- _DATA FOR PROCESSING_:
((

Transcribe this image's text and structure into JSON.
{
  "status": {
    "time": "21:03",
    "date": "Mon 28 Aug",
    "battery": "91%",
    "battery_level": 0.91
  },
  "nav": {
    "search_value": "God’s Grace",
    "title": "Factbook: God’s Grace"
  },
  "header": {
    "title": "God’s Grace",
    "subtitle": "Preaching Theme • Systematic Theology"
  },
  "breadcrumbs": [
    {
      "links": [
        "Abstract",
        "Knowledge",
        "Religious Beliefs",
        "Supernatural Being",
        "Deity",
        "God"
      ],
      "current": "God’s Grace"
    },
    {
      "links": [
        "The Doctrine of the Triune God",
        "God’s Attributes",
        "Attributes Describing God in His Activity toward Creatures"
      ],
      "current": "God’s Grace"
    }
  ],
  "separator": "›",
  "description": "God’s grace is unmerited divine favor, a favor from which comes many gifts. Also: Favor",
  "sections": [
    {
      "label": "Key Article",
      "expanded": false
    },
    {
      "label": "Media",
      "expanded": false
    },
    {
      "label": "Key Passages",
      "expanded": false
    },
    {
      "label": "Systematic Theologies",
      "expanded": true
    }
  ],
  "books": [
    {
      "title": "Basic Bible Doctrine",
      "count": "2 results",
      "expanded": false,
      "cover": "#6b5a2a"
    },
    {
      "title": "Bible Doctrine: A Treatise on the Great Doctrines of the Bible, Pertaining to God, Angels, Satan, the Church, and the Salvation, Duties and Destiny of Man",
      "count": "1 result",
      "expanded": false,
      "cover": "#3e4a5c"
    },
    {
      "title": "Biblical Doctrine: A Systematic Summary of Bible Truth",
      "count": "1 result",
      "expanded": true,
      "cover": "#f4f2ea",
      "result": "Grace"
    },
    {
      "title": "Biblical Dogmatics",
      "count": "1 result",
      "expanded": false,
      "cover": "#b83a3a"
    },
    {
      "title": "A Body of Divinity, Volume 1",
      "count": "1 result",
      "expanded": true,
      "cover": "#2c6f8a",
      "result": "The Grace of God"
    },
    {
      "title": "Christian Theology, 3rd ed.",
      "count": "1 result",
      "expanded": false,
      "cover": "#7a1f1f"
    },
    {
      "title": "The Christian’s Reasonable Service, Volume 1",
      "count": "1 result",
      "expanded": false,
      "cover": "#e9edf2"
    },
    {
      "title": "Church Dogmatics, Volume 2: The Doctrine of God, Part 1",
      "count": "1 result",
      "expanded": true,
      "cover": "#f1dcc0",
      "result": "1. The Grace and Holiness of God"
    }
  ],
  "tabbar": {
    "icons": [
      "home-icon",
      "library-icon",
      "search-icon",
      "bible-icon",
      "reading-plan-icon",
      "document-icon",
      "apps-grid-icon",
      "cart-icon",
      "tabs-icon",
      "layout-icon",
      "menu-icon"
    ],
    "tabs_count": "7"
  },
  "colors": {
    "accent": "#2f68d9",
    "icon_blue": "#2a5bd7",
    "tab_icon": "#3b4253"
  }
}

))

- _SET EXERCISE_: In the listing, find each line with the string "Theology" and copy it.

- _FULL RESPONSE_:
    "subtitle": "Preaching Theme • Systematic Theology"
      "title": "Christian Theology, 3rd ed.",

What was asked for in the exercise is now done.